**Instructions to follow:** Pick out each line containing the string "若增大绿光的照射强度".

***** The records

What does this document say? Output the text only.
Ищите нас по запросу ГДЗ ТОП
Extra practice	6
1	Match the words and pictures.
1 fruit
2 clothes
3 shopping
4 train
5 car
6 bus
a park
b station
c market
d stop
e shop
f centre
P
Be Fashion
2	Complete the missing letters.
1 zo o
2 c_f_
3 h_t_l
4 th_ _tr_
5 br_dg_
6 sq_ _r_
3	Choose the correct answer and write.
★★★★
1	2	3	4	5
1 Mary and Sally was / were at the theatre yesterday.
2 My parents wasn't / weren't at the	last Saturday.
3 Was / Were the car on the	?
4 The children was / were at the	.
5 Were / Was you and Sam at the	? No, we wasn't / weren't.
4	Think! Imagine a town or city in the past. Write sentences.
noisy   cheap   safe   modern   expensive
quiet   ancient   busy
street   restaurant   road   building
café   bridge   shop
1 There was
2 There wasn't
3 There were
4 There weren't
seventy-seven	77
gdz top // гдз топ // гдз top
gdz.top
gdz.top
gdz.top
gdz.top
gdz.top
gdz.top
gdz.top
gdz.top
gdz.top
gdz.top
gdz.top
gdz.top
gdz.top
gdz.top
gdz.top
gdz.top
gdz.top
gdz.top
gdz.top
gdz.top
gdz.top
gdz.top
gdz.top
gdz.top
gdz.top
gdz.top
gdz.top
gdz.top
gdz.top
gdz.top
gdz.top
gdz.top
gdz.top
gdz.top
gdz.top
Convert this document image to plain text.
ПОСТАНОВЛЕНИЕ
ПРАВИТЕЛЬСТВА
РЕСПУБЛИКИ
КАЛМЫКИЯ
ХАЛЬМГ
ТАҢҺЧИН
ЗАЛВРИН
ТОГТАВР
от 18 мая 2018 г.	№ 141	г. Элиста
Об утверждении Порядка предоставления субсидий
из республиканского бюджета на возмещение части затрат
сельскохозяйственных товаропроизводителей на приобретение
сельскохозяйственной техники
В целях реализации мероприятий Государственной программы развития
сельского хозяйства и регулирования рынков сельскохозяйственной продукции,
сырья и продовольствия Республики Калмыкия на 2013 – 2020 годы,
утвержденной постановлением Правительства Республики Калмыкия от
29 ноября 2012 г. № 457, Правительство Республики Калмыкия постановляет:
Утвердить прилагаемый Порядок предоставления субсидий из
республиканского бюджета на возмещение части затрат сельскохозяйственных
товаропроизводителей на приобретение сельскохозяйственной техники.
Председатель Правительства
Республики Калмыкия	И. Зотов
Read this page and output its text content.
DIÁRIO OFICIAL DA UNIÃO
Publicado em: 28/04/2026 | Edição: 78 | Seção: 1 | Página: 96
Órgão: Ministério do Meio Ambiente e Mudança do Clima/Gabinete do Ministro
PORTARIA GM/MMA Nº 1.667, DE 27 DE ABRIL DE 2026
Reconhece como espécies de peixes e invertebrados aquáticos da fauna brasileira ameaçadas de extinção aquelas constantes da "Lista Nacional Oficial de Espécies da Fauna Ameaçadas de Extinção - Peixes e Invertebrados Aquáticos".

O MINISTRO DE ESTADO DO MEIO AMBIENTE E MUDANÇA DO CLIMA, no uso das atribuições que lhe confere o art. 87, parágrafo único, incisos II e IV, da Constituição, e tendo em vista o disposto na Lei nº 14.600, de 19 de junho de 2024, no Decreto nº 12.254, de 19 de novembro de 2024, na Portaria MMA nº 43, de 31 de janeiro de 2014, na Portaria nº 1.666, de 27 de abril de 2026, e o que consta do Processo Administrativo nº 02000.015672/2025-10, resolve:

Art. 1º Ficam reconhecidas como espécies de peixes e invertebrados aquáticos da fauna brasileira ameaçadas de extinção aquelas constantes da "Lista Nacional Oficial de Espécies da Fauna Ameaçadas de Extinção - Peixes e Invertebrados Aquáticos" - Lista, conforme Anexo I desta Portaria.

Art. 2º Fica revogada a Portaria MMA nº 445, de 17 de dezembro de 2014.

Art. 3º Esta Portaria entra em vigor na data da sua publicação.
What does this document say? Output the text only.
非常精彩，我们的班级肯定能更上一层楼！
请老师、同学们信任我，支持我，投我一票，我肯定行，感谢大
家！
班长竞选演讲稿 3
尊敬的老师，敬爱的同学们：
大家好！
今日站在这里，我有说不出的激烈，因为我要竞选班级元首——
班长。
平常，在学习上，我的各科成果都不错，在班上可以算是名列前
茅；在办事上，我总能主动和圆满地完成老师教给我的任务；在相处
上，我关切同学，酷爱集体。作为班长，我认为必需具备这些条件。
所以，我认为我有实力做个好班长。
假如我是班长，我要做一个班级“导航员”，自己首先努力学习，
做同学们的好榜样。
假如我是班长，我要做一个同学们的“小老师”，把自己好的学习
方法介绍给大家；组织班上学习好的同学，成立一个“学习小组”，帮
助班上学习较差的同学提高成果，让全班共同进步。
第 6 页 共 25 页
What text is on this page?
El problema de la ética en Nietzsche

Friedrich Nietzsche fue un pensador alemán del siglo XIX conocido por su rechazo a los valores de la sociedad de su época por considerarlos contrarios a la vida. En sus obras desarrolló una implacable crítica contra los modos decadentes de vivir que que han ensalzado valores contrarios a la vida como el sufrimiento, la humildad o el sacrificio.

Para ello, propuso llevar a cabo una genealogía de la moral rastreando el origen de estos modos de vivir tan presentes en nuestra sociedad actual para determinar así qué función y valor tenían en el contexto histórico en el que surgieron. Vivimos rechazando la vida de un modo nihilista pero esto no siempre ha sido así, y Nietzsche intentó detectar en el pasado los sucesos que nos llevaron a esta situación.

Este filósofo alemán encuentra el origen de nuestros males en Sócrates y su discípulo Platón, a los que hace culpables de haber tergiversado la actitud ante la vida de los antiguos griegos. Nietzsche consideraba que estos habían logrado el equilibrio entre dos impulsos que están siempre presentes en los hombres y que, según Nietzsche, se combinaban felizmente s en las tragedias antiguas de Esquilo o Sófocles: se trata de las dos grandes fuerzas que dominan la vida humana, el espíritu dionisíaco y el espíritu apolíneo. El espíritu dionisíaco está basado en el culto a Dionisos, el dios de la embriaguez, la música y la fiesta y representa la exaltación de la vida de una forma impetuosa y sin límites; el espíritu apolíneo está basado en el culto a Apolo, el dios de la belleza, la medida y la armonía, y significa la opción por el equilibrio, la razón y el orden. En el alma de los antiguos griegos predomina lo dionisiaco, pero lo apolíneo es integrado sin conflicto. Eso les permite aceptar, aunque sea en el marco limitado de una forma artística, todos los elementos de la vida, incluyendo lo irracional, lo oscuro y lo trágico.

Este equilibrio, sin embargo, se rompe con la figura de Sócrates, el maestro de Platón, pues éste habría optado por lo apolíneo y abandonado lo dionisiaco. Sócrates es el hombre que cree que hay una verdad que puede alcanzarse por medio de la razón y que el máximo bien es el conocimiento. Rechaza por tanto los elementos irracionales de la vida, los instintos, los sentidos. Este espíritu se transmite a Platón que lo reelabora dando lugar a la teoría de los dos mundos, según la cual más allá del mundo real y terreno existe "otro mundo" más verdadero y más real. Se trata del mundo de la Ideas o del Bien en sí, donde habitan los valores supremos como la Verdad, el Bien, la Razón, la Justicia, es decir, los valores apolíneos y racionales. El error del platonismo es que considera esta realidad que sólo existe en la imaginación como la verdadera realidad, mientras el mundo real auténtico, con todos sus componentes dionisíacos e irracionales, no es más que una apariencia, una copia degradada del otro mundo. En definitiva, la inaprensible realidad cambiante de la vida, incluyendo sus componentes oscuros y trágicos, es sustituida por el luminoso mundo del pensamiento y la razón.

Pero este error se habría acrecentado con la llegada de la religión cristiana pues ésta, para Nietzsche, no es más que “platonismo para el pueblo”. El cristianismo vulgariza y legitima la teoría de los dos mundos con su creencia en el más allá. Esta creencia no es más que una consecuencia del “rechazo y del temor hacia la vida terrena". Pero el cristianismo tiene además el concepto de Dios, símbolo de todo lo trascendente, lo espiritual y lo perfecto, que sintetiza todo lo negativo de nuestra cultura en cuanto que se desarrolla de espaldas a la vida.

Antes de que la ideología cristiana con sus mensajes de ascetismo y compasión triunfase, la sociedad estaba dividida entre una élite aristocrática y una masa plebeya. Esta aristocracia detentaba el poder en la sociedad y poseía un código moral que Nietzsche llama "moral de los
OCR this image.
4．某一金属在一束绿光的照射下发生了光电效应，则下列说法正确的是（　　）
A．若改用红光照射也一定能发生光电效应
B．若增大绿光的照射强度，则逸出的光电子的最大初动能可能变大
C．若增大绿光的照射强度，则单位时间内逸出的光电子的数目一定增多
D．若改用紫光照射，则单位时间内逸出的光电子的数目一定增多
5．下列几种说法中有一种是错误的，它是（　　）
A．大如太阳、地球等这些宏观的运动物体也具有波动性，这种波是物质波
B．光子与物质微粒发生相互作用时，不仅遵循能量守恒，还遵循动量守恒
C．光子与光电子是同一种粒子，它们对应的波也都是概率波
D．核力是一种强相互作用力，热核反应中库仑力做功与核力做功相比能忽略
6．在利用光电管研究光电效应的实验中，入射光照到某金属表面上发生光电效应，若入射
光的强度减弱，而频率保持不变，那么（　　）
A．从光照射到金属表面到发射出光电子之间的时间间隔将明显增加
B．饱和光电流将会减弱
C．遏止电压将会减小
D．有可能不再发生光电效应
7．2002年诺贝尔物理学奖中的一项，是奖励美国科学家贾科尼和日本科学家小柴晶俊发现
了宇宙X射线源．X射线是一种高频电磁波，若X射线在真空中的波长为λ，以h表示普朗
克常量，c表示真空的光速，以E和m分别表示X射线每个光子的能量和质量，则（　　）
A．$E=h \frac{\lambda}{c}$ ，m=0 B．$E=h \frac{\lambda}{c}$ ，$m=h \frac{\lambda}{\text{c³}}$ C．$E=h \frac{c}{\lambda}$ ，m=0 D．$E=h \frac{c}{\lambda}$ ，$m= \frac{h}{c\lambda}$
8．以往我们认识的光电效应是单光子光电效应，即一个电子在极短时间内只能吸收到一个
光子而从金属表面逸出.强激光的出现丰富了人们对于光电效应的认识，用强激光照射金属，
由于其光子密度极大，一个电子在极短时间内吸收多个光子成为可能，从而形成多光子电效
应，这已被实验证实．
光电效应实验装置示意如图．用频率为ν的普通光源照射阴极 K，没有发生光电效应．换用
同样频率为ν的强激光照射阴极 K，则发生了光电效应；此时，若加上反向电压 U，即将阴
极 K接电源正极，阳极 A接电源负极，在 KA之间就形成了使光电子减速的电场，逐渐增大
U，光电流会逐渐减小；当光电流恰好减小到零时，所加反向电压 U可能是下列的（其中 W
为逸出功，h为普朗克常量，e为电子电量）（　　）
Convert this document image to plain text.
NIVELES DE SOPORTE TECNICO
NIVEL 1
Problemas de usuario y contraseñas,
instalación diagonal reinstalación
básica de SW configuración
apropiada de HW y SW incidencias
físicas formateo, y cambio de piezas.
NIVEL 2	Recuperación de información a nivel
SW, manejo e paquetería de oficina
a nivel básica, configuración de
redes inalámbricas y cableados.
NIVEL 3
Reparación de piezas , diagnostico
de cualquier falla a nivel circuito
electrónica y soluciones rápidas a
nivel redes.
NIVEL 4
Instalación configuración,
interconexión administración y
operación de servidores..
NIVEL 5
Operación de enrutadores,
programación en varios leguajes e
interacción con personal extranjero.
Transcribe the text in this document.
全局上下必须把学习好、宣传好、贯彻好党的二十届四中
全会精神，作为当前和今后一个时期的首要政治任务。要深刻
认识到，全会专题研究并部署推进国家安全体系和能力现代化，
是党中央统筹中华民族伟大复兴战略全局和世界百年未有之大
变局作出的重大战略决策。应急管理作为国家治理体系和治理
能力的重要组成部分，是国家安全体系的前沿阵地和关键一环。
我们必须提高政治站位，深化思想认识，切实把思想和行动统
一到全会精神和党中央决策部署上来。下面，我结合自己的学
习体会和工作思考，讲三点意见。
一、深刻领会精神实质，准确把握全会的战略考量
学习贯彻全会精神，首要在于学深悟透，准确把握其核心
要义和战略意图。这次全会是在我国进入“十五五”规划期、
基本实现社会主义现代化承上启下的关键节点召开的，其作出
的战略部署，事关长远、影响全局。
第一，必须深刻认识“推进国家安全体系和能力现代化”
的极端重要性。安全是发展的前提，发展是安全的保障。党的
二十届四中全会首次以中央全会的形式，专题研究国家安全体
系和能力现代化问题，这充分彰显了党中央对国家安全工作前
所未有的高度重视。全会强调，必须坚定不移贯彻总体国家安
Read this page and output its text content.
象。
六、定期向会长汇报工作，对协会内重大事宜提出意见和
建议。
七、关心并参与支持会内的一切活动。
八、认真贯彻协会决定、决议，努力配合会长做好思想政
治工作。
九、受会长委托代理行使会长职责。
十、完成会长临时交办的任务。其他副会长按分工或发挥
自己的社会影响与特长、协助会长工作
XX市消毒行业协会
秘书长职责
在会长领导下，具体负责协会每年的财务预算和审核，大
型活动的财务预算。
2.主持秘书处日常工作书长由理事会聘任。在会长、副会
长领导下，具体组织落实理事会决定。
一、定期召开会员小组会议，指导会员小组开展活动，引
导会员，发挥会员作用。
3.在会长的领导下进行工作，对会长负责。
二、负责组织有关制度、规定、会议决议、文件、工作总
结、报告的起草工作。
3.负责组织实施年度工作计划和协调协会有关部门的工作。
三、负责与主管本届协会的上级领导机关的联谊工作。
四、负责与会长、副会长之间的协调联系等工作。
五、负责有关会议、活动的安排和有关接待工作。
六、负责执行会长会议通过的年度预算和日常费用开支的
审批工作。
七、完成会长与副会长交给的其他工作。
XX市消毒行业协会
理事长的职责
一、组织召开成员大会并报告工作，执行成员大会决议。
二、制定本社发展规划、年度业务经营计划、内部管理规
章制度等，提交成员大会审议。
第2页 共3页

**********

**Task result:**
B．若增大绿光的照射强度，则逸出的光电子的最大初动能可能变大
C．若增大绿光的照射强度，则单位时间内逸出的光电子的数目一定增多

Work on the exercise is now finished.